Give the data again, word for word.
-=-=-
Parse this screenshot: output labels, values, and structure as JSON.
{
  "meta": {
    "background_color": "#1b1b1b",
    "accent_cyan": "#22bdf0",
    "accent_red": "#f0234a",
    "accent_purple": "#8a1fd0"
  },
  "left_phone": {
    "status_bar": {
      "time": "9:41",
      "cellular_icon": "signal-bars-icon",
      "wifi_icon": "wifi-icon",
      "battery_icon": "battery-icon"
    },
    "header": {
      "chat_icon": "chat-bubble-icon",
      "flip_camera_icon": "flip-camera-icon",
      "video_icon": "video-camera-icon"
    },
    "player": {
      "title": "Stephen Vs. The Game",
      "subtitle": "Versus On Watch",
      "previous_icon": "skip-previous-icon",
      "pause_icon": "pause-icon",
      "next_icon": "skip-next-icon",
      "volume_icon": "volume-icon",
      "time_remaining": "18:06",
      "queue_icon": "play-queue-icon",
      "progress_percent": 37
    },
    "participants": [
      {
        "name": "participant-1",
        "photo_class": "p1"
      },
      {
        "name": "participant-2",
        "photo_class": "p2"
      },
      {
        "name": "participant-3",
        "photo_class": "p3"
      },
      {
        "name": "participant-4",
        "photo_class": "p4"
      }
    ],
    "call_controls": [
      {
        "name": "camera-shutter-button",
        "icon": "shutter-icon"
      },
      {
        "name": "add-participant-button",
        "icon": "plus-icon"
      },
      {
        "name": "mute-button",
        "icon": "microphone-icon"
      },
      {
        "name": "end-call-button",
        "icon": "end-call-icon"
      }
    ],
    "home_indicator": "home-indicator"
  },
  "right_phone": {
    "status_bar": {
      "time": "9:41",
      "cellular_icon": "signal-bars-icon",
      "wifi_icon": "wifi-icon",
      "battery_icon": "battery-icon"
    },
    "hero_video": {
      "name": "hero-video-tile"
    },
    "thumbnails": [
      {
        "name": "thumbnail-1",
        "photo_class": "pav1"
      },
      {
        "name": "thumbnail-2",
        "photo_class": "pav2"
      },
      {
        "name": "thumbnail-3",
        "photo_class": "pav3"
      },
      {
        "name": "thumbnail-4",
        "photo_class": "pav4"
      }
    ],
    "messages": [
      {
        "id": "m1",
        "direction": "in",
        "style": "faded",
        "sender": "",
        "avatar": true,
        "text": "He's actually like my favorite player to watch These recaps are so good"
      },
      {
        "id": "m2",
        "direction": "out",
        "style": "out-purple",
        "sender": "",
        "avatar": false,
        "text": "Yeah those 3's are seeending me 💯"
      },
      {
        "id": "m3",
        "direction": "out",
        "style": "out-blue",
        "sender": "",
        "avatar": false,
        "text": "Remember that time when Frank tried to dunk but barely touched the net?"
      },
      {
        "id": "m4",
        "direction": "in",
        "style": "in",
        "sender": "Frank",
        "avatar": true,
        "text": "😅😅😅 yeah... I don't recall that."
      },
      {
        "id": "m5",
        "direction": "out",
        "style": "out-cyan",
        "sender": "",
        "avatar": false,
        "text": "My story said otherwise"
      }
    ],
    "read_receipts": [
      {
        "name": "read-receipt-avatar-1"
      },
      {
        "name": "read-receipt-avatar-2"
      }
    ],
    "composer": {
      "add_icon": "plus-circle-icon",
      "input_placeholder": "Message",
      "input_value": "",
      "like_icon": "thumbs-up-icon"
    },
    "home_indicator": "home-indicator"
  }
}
-=-=-
== CORRECT RESULT ==
Parse this screenshot: output labels, values, and structure as JSON.
{
  "meta": {
    "background_color": "#1b1b1b",
    "accent_cyan": "#22bdf0",
    "accent_red": "#f0234a",
    "accent_purple": "#8a1fd0"
  },
  "left_phone": {
    "status_bar": {
      "time": "9:41",
      "cellular_icon": "signal-bars-icon",
      "wifi_icon": "wifi-icon",
      "battery_icon": "battery-icon"
    },
    "header": {
      "chat_icon": "chat-bubble-icon",
      "flip_camera_icon": "flip-camera-icon",
      "video_icon": "video-camera-icon"
    },
    "player": {
      "title": "Stephen Vs. The Game",
      "subtitle": "Versus On Watch",
      "previous_icon": "skip-previous-icon",
      "pause_icon": "pause-icon",
      "next_icon": "skip-next-icon",
      "volume_icon": "volume-icon",
      "time_remaining": "18:06",
      "queue_icon": "play-queue-icon",
      "progress_percent": 37
    },
    "participants": [
      {
        "name": "participant-1",
        "photo_class": "p1"
      },
      {
        "name": "participant-2",
        "photo_class": "p2"
      },
      {
        "name": "participant-3",
        "photo_class": "p3"
      },
      {
        "name": "participant-4",
        "photo_class": "p4"
      }
    ],
    "call_controls": [
      {
        "name": "camera-shutter-button",
        "icon": "shutter-icon"
      },
      {
        "name": "add-participant-button",
        "icon": "plus-icon"
      },
      {
        "name": "mute-button",
        "icon": "microphone-icon"
      },
      {
        "name": "end-call-button",
        "icon": "end-call-icon"
      }
    ],
    "home_indicator": "home-indicator"
  },
  "right_phone": {
    "status_bar": {
      "time": "9:41",
      "cellular_icon": "signal-bars-icon",
      "wifi_icon": "wifi-icon",
      "battery_icon": "battery-icon"
    },
    "hero_video": {
      "name": "hero-video-tile"
    },
    "thumbnails": [
      {
        "name": "thumbnail-1",
        "photo_class": "pav1"
      },
      {
        "name": "thumbnail-2",
        "photo_class": "pav2"
      },
      {
        "name": "thumbnail-3",
        "photo_class": "pav3"
      },
      {
        "name": "thumbnail-4",
        "photo_class": "pav4"
      }
    ],
    "messages": [
      {
        "id": "m1",
        "direction": "in",
        "style": "faded",
        "sender": "",
        "avatar": true,
        "text": "He's actually like my favorite player to watch These recaps are so good"
      },
      {
        "id": "m2",
        "direction": "out",
        "style": "out-purple",
        "sender": "",
        "avatar": false,
        "text": "Yeah those 3's are seeending me 💯"
      },
      {
        "id": "m3",
        "direction": "out",
        "style": "out-blue",
        "sender": "",
        "avatar": false,
        "text": "Remember that time when Frank tried to dunk but barely touched the net?"
      },
      {
        "id": "m4",
        "direction": "in",
        "style": "in",
        "sender": "Frank",
        "avatar": true,
        "text": "😅😅😅 yeah... I don't recall that."
      },
      {
        "id": "m5",
        "direction": "out",
        "style": "out-cyan",
        "sender": "",
        "avatar": false,
        "text": "My story said otherwise"
      }
    ],
    "read_receipts": [
      {
        "name": "read-receipt-avatar-1"
      },
      {
        "name": "read-receipt-avatar-2"
      }
    ],
    "composer": {
      "add_icon": "plus-circle-icon",
      "input_placeholder": "Message",
      "input_value": "",
      "like_icon": "thumbs-up-icon"
    },
    "home_indicator": "home-indicator"
  }
}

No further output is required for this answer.